→ Required task
Every line below that contains "value" is to be copied.

→ Dataset extract
____
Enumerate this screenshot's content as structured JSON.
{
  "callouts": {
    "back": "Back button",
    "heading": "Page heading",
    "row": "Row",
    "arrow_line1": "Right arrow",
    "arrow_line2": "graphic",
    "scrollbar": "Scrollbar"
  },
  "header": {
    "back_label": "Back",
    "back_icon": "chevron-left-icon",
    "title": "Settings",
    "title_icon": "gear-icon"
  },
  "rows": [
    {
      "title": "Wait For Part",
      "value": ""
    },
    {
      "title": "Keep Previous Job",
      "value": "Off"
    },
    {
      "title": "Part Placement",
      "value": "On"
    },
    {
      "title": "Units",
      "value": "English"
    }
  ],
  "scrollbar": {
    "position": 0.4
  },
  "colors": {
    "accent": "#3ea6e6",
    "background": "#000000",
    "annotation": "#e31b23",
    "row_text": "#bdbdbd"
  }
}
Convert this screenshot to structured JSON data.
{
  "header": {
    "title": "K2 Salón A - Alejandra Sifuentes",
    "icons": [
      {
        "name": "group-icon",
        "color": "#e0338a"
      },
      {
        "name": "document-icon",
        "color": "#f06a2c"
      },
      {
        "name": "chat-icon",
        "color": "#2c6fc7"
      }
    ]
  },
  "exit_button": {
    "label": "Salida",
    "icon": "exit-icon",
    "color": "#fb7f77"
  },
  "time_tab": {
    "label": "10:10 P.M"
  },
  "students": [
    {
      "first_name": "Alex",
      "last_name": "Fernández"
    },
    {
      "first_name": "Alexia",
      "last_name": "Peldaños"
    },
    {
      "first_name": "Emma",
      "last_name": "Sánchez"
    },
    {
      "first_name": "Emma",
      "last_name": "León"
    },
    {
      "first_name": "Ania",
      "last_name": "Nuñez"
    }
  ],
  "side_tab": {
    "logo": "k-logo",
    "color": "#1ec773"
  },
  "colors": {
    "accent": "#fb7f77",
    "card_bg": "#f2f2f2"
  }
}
____
→ Full answer
      "value": ""
      "value": "Off"
      "value": "On"
      "value": "English"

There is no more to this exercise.